▶ [Short exercise]
Transcribe the material in full, exactly as written.

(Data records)
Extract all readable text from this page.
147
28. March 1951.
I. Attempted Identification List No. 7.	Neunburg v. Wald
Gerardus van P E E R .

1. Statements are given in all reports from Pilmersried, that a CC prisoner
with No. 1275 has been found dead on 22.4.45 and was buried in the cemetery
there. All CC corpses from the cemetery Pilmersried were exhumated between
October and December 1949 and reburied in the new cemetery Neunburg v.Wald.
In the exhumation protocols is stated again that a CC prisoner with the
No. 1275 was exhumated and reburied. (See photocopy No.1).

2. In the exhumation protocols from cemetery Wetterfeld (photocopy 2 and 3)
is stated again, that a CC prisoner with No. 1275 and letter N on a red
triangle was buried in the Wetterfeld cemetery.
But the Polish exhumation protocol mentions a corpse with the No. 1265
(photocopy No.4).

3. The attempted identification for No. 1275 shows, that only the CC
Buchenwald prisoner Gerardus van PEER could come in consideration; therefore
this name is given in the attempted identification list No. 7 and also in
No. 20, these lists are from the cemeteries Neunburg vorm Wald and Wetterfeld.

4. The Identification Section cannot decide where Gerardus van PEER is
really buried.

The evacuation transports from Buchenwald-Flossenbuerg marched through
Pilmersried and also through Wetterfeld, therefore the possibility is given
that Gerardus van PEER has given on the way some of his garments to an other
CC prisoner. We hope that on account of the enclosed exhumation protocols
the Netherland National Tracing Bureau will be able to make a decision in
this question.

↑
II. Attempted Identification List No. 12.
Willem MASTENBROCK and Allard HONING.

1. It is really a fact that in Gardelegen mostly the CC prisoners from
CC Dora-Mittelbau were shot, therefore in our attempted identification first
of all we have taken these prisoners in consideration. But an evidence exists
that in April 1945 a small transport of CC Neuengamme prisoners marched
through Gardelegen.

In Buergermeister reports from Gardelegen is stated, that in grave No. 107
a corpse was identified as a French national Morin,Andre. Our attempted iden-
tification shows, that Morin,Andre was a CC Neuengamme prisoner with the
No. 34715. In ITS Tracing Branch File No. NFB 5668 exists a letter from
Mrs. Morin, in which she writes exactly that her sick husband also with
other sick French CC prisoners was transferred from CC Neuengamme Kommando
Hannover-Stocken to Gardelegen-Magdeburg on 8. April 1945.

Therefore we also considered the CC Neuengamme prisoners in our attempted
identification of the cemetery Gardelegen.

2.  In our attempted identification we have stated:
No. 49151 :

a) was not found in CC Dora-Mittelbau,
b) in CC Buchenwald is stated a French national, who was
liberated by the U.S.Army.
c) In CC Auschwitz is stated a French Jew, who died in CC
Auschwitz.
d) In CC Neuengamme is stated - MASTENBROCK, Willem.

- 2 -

▶ [Result for this task]
Extract all readable text from this page.
147
28. March 1951.
I. Attempted Identification List No. 7.	Neunburg v. Wald
Gerardus van P E E R .

1. Statements are given in all reports from Pilmersried, that a CC prisoner
with No. 1275 has been found dead on 22.4.45 and was buried in the cemetery
there. All CC corpses from the cemetery Pilmersried were exhumated between
October and December 1949 and reburied in the new cemetery Neunburg v.Wald.
In the exhumation protocols is stated again that a CC prisoner with the
No. 1275 was exhumated and reburied. (See photocopy No.1).

2. In the exhumation protocols from cemetery Wetterfeld (photocopy 2 and 3)
is stated again, that a CC prisoner with No. 1275 and letter N on a red
triangle was buried in the Wetterfeld cemetery.
But the Polish exhumation protocol mentions a corpse with the No. 1265
(photocopy No.4).

3. The attempted identification for No. 1275 shows, that only the CC
Buchenwald prisoner Gerardus van PEER could come in consideration; therefore
this name is given in the attempted identification list No. 7 and also in
No. 20, these lists are from the cemeteries Neunburg vorm Wald and Wetterfeld.

4. The Identification Section cannot decide where Gerardus van PEER is
really buried.

The evacuation transports from Buchenwald-Flossenbuerg marched through
Pilmersried and also through Wetterfeld, therefore the possibility is given
that Gerardus van PEER has given on the way some of his garments to an other
CC prisoner. We hope that on account of the enclosed exhumation protocols
the Netherland National Tracing Bureau will be able to make a decision in
this question.

↑
II. Attempted Identification List No. 12.
Willem MASTENBROCK and Allard HONING.

1. It is really a fact that in Gardelegen mostly the CC prisoners from
CC Dora-Mittelbau were shot, therefore in our attempted identification first
of all we have taken these prisoners in consideration. But an evidence exists
that in April 1945 a small transport of CC Neuengamme prisoners marched
through Gardelegen.

In Buergermeister reports from Gardelegen is stated, that in grave No. 107
a corpse was identified as a French national Morin,Andre. Our attempted iden-
tification shows, that Morin,Andre was a CC Neuengamme prisoner with the
No. 34715. In ITS Tracing Branch File No. NFB 5668 exists a letter from
Mrs. Morin, in which she writes exactly that her sick husband also with
other sick French CC prisoners was transferred from CC Neuengamme Kommando
Hannover-Stocken to Gardelegen-Magdeburg on 8. April 1945.

Therefore we also considered the CC Neuengamme prisoners in our attempted
identification of the cemetery Gardelegen.

2.  In our attempted identification we have stated:
No. 49151 :

a) was not found in CC Dora-Mittelbau,
b) in CC Buchenwald is stated a French national, who was
liberated by the U.S.Army.
c) In CC Auschwitz is stated a French Jew, who died in CC
Auschwitz.
d) In CC Neuengamme is stated - MASTENBROCK, Willem.

- 2 -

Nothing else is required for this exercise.